### Written task
Filter the entries below, keeping every line that has the word "title".

[Collected data entries]

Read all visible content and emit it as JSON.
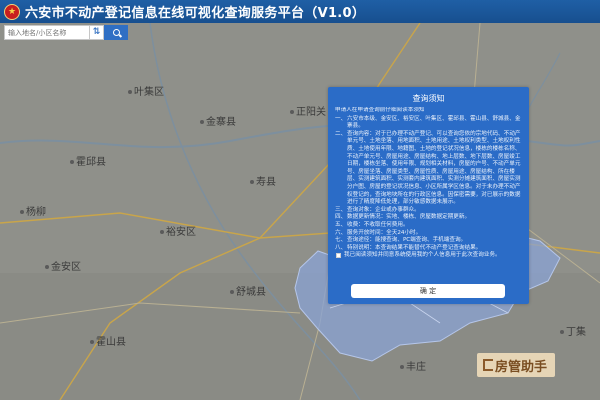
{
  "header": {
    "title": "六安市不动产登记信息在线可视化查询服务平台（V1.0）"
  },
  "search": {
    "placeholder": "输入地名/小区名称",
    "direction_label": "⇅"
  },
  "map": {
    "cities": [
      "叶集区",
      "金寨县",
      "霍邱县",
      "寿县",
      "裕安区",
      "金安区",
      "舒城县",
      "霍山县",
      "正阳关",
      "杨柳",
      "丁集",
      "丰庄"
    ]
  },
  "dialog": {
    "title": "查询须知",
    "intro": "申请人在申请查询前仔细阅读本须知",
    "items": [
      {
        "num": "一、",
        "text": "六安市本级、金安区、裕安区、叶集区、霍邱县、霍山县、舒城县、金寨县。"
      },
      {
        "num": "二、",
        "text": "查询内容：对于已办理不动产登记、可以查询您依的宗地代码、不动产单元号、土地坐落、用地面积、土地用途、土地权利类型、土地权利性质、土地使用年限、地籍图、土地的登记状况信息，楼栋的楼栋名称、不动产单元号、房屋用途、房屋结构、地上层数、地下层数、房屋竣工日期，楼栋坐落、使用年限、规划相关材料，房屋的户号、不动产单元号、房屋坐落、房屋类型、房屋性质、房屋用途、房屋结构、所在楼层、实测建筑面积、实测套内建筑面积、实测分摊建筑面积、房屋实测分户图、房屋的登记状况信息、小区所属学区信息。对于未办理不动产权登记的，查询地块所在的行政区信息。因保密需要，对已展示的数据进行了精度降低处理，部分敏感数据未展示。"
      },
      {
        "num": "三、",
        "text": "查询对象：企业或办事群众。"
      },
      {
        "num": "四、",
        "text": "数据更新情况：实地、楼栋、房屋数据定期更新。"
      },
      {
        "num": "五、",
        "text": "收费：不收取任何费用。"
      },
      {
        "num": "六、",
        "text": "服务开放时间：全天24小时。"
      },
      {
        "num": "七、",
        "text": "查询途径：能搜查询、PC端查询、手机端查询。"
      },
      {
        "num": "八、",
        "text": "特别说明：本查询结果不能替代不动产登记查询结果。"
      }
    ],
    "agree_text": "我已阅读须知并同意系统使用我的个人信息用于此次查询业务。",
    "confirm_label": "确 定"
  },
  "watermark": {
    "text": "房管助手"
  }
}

### Answer
    "title": "六安市不动产登记信息在线可视化查询服务平台（V1.0）"
    "title": "查询须知",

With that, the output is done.